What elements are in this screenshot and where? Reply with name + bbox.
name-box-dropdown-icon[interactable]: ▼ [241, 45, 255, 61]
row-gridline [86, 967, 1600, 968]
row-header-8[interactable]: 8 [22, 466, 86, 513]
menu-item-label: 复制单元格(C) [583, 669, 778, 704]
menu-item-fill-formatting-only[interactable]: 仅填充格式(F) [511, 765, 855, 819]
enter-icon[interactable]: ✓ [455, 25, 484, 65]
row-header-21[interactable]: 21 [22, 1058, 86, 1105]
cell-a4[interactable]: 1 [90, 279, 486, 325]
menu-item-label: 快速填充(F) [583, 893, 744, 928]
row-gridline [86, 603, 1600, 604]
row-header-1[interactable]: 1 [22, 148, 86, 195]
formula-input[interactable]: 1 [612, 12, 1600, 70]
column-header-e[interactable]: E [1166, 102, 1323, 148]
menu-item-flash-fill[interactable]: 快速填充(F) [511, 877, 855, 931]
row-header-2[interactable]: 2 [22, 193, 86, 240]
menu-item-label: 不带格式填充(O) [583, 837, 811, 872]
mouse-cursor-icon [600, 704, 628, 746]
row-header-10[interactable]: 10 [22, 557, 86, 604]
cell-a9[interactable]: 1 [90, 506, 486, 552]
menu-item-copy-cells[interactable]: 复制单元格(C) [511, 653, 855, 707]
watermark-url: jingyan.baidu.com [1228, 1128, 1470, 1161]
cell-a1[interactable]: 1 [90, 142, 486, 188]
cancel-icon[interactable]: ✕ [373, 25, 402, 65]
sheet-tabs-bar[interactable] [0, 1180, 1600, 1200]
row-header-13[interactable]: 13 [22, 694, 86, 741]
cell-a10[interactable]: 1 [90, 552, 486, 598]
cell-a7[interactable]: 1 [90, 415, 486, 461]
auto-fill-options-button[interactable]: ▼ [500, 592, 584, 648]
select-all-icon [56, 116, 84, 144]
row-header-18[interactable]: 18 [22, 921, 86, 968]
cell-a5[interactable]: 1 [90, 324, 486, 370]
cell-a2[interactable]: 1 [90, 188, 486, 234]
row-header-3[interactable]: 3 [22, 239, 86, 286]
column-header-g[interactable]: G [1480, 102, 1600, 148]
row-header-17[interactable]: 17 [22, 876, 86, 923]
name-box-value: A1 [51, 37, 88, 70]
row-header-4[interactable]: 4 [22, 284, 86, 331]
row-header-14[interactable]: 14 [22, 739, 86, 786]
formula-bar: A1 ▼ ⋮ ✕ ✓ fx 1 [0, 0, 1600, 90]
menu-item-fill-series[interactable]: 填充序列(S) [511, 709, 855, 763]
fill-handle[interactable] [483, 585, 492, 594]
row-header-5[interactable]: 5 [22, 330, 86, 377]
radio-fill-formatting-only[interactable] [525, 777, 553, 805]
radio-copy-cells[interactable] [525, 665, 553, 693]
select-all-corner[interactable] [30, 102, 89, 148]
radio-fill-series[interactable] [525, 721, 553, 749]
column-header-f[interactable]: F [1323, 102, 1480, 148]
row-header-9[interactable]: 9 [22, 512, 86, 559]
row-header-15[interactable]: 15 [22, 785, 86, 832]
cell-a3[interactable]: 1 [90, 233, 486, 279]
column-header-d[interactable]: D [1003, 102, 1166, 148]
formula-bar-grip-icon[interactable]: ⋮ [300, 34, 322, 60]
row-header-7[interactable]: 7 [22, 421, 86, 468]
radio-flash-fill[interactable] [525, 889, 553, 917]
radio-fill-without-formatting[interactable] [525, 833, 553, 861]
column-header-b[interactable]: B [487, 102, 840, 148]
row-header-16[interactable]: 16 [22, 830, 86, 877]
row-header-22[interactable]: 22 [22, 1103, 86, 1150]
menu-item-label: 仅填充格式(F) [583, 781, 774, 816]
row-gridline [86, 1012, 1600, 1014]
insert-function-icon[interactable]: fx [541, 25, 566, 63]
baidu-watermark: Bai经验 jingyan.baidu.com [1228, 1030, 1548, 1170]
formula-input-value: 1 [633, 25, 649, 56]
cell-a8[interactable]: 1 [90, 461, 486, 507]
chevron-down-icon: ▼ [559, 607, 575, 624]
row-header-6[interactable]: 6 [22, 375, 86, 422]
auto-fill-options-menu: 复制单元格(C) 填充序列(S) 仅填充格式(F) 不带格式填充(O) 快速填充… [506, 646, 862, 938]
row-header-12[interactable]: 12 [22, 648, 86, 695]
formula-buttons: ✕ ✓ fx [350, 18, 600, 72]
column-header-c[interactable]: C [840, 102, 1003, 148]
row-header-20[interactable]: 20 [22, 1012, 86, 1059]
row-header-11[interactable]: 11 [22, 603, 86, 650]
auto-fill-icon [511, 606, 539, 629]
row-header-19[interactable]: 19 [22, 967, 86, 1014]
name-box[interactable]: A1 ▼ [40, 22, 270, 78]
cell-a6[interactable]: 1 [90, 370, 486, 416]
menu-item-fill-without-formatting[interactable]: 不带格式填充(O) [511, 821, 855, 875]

Exercise instructions: Give every line of the material above as a Markdown table, omitting blank lines, with a Number column holding each row's sequence number and a Record line column holding the line itself.

Problem solution:
| Number | Record line |
|---|---|
| 1 | What elements are in this screenshot and where? Reply with name + bbox. |
| 2 | name-box-dropdown-icon[interactable]: ▼ [241, 45, 255, 61] |
| 3 | row-gridline [86, 967, 1600, 968] |
| 4 | row-header-8[interactable]: 8 [22, 466, 86, 513] |
| 5 | menu-item-label: 复制单元格(C) [583, 669, 778, 704] |
| 6 | menu-item-fill-formatting-only[interactable]: 仅填充格式(F) [511, 765, 855, 819] |
| 7 | enter-icon[interactable]: ✓ [455, 25, 484, 65] |
| 8 | row-header-21[interactable]: 21 [22, 1058, 86, 1105] |
| 9 | cell-a4[interactable]: 1 [90, 279, 486, 325] |
| 10 | menu-item-label: 快速填充(F) [583, 893, 744, 928] |
| 11 | row-gridline [86, 603, 1600, 604] |
| 12 | row-header-1[interactable]: 1 [22, 148, 86, 195] |
| 13 | formula-input[interactable]: 1 [612, 12, 1600, 70] |
| 14 | column-header-e[interactable]: E [1166, 102, 1323, 148] |
| 15 | menu-item-flash-fill[interactable]: 快速填充(F) [511, 877, 855, 931] |
| 16 | row-header-2[interactable]: 2 [22, 193, 86, 240] |
| 17 | menu-item-label: 不带格式填充(O) [583, 837, 811, 872] |
| 18 | mouse-cursor-icon [600, 704, 628, 746] |
| 19 | row-header-10[interactable]: 10 [22, 557, 86, 604] |
| 20 | cell-a9[interactable]: 1 [90, 506, 486, 552] |
| 21 | menu-item-copy-cells[interactable]: 复制单元格(C) [511, 653, 855, 707] |
| 22 | watermark-url: jingyan.baidu.com [1228, 1128, 1470, 1161] |
| 23 | cell-a1[interactable]: 1 [90, 142, 486, 188] |
| 24 | cancel-icon[interactable]: ✕ [373, 25, 402, 65] |
| 25 | sheet-tabs-bar[interactable] [0, 1180, 1600, 1200] |
| 26 | row-header-13[interactable]: 13 [22, 694, 86, 741] |
| 27 | cell-a10[interactable]: 1 [90, 552, 486, 598] |
| 28 | cell-a7[interactable]: 1 [90, 415, 486, 461] |
| 29 | auto-fill-options-button[interactable]: ▼ [500, 592, 584, 648] |
| 30 | select-all-icon [56, 116, 84, 144] |
| 31 | row-header-18[interactable]: 18 [22, 921, 86, 968] |
| 32 | cell-a5[interactable]: 1 [90, 324, 486, 370] |
| 33 | cell-a2[interactable]: 1 [90, 188, 486, 234] |
| 34 | row-header-3[interactable]: 3 [22, 239, 86, 286] |
| 35 | column-header-g[interactable]: G [1480, 102, 1600, 148] |
| 36 | row-header-17[interactable]: 17 [22, 876, 86, 923] |
| 37 | name-box-value: A1 [51, 37, 88, 70] |
| 38 | row-header-4[interactable]: 4 [22, 284, 86, 331] |
| 39 | row-header-14[interactable]: 14 [22, 739, 86, 786] |
| 40 | formula-bar: A1 ▼ ⋮ ✕ ✓ fx 1 [0, 0, 1600, 90] |
| 41 | menu-item-fill-series[interactable]: 填充序列(S) [511, 709, 855, 763] |
| 42 | fill-handle[interactable] [483, 585, 492, 594] |
| 43 | row-header-5[interactable]: 5 [22, 330, 86, 377] |
| 44 | radio-fill-formatting-only[interactable] [525, 777, 553, 805] |
| 45 | radio-copy-cells[interactable] [525, 665, 553, 693] |
| 46 | select-all-corner[interactable] [30, 102, 89, 148] |
| 47 | radio-fill-series[interactable] [525, 721, 553, 749] |
| 48 | column-header-f[interactable]: F [1323, 102, 1480, 148] |
| 49 | row-header-9[interactable]: 9 [22, 512, 86, 559] |
| 50 | row-header-15[interactable]: 15 [22, 785, 86, 832] |
| 51 | cell-a3[interactable]: 1 [90, 233, 486, 279] |
| 52 | column-header-d[interactable]: D [1003, 102, 1166, 148] |
| 53 | formula-bar-grip-icon[interactable]: ⋮ [300, 34, 322, 60] |
| 54 | row-header-7[interactable]: 7 [22, 421, 86, 468] |
| 55 | radio-flash-fill[interactable] [525, 889, 553, 917] |
| 56 | radio-fill-without-formatting[interactable] [525, 833, 553, 861] |
| 57 | column-header-b[interactable]: B [487, 102, 840, 148] |
| 58 | row-header-16[interactable]: 16 [22, 830, 86, 877] |
| 59 | row-header-22[interactable]: 22 [22, 1103, 86, 1150] |
| 60 | menu-item-label: 仅填充格式(F) [583, 781, 774, 816] |
| 61 | row-gridline [86, 1012, 1600, 1014] |
| 62 | insert-function-icon[interactable]: fx [541, 25, 566, 63] |
| 63 | baidu-watermark: Bai经验 jingyan.baidu.com [1228, 1030, 1548, 1170] |
| 64 | formula-input-value: 1 [633, 25, 649, 56] |
| 65 | cell-a8[interactable]: 1 [90, 461, 486, 507] |
| 66 | chevron-down-icon: ▼ [559, 607, 575, 624] |
| 67 | row-header-6[interactable]: 6 [22, 375, 86, 422] |
| 68 | auto-fill-options-menu: 复制单元格(C) 填充序列(S) 仅填充格式(F) 不带格式填充(O) 快速填充… [506, 646, 862, 938] |
| 69 | row-header-12[interactable]: 12 [22, 648, 86, 695] |
| 70 | formula-buttons: ✕ ✓ fx [350, 18, 600, 72] |
| 71 | column-header-c[interactable]: C [840, 102, 1003, 148] |
| 72 | row-header-20[interactable]: 20 [22, 1012, 86, 1059] |
| 73 | row-header-11[interactable]: 11 [22, 603, 86, 650] |
| 74 | auto-fill-icon [511, 606, 539, 629] |
| 75 | row-header-19[interactable]: 19 [22, 967, 86, 1014] |
| 76 | name-box[interactable]: A1 ▼ [40, 22, 270, 78] |
| 77 | cell-a6[interactable]: 1 [90, 370, 486, 416] |
| 78 | menu-item-fill-without-formatting[interactable]: 不带格式填充(O) [511, 821, 855, 875] |